| Document extract |
+++

Saturday 22 October 2011

Loan Calculator for Microfinance Borrowers

As I began researching microfinance in Nairobi a months ago, I visited a dozen websites of Kenyan microfinance providers. Some of these lenders provide a detailed description of their loan products and lending terms, but rarely are loan contracts provided for public or client viewing. 

Fortunately, I stumbled upon a unique tool on the website of U & I Microfinance Ltd that I think will help current and future microfinance borrowers. This microfinance lenders provide a loan calculator [1] on its website for clients to estimate loan costs. 

On the website of U & I Microfinance Ltd, consumers will find a loan calculator that can be used to calculate their principle loan amount, interest rate and repayment period to learn an estimated total of the amount owed and monthly repayment amounts. I urge those interested in a microfinance loan to calculate the costs of borrowing before applying for a loan and/or signing a loan agreement.

You can find this tool at the following website:
http://www.uni-microfinance.co.ke/Loancalculator.html

[1] Please note that the calculator only provides an "indicative value" that may not be exact.  

Monday 17 October 2011

From Gender Inequalities to Band-Aid Solutions: The “Ten Commandments” for the Kenyan Microfinance Industry

In my previous blog post, I discussed the various gender inequalities that the Kenyan women with whom I worked and collaborated in the past often experience and how societal norms can impact their participation in microfinance. While I recognize that microfinance programs cannot change the gender norms of a society, staff members of microfinance programs can help to mitigate the risk that such inequalities bring upon the lives of women through the following ten suggestions that are assembled based on my own research of the Kenyan microfinance industry along with the recommendations of the Fairkampaign [1] and the SMART Campaign [2]. I argue that these suggestions can be called the “ten commandments” of Kenyan microfinance.

First, Kenyan microfinance programs should allow borrowers the opportunity to deferrer their loan or receive debt counseling in case of a financial emergency. None of the Kenyan microfinance programs that I am researching allow for this option. Grace periods should be offered for all loans according to the use of the loan.

Reason: Many Kenyan microfinance borrowers whom I interview discuss the fear that the price of living will continue to rise and their businesses will not earn enough profit to repay their loan. Also, many borrowers discussed the hardship of paying the loans of defaulters in their group that increases the financial debt of the other group members. Measures discussed above can prevent the default of the borrower.

Second, the staff of Kenyan microfinance programs should schedule training and mandatory meetings in consultation with its participants to make educational opportunities and program obligations easily met.

Reason: Many of the microfinance borrowers whom I interview discuss long working days with many responsibilities of work, family, church and community. Many explained that the mandatory weekly group meetings required by their microfinance program often take a whole day as borrowers often have to travel long distances and close their businesses to attend.

+++

| Extracted information |
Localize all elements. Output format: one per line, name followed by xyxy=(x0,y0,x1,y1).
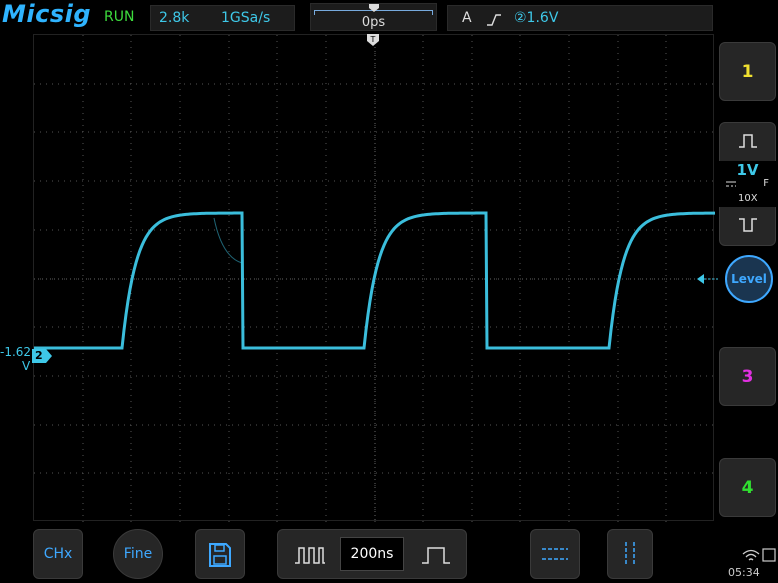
timebase-control: 200ns xyxy=(277,529,467,579)
wide-pulse-icon[interactable] xyxy=(294,545,326,565)
acquisition-panel[interactable]: 2.8k 1GSa/s xyxy=(150,5,295,31)
channel2-probe: 10X xyxy=(738,193,758,204)
fine-label: Fine xyxy=(123,546,153,562)
channel4-button[interactable]: 4 xyxy=(719,458,776,517)
fine-button[interactable]: Fine xyxy=(113,529,163,579)
horizontal-cursor-icon xyxy=(542,548,568,560)
wifi-icon xyxy=(742,549,760,561)
channel1-label: 1 xyxy=(741,62,754,82)
waveform-persistence-trace xyxy=(213,217,243,264)
trigger-position-icon xyxy=(369,4,379,12)
battery-icon xyxy=(762,548,776,562)
dc-coupling-icon xyxy=(726,181,736,187)
sample-rate: 1GSa/s xyxy=(221,10,271,26)
trigger-panel[interactable]: A ②1.6V xyxy=(447,5,713,31)
trigger-time-marker-icon[interactable]: T xyxy=(367,34,379,46)
channel3-button[interactable]: 3 xyxy=(719,347,776,406)
waveform-display[interactable] xyxy=(33,34,715,522)
brand-logo: Micsig xyxy=(2,0,92,28)
chx-button[interactable]: CHx xyxy=(33,529,83,579)
scale-up-icon[interactable] xyxy=(738,133,758,149)
channel3-label: 3 xyxy=(741,367,754,387)
channel1-button[interactable]: 1 xyxy=(719,42,776,101)
channel2-bandwidth: F xyxy=(763,178,769,189)
run-state[interactable]: RUN xyxy=(104,9,134,25)
clock-time: 05:34 xyxy=(728,566,760,579)
channel2-scale: 1V xyxy=(736,161,759,179)
trigger-mode: A xyxy=(462,10,472,26)
trigger-position-value: 0ps xyxy=(361,15,386,30)
channel4-label: 4 xyxy=(741,478,754,498)
svg-text:T: T xyxy=(370,35,376,44)
channel2-panel[interactable]: 1V F 10X xyxy=(719,122,776,246)
narrow-pulse-icon[interactable] xyxy=(420,545,452,565)
save-button[interactable] xyxy=(195,529,245,579)
vertical-cursor-icon xyxy=(625,542,635,566)
rising-edge-icon xyxy=(487,14,501,26)
channel-offset-unit: V xyxy=(22,359,31,373)
scale-down-icon[interactable] xyxy=(738,217,758,233)
channel-offset-value: -1.62 xyxy=(0,345,32,359)
horizontal-cursor-button[interactable] xyxy=(530,529,580,579)
memory-depth: 2.8k xyxy=(159,10,190,26)
chx-label: CHx xyxy=(43,546,73,562)
channel-offset-readout: -1.62 V xyxy=(0,345,31,373)
trigger-level-arrow-icon xyxy=(697,274,719,284)
graticule xyxy=(34,35,715,522)
horizontal-position-panel[interactable]: 0ps xyxy=(310,3,437,31)
trigger-source-level: ②1.6V xyxy=(514,10,559,26)
vertical-cursor-button[interactable] xyxy=(607,529,653,579)
trigger-level-knob[interactable]: Level xyxy=(725,255,773,303)
save-icon xyxy=(209,543,231,567)
timebase-value[interactable]: 200ns xyxy=(340,537,404,571)
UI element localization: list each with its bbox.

+++

| What to do |
1. From the microfinance blog posts, extract the passage that begins with the words containing "Monday 17 October" and ends with "of Kenyan microfinance.".
2. In the microfinance blog posts, which lender's website offers the loan calculator?

| Results in order |
1.
Monday 17 October 2011

From Gender Inequalities to Band-Aid Solutions: The “Ten Commandments” for the Kenyan Microfinance Industry

In my previous blog post, I discussed the various gender inequalities that the Kenyan women with whom I worked and collaborated in the past often experience and how societal norms can impact their participation in microfinance. While I recognize that microfinance programs cannot change the gender norms of a society, staff members of microfinance programs can help to mitigate the risk that such inequalities bring upon the lives of women through the following ten suggestions that are assembled based on my own research of the Kenyan microfinance industry along with the recommendations of the Fairkampaign [1] and the SMART Campaign [2]. I argue that these suggestions can be called the “ten commandments” of Kenyan microfinance.

2. U & I Microfinance Ltd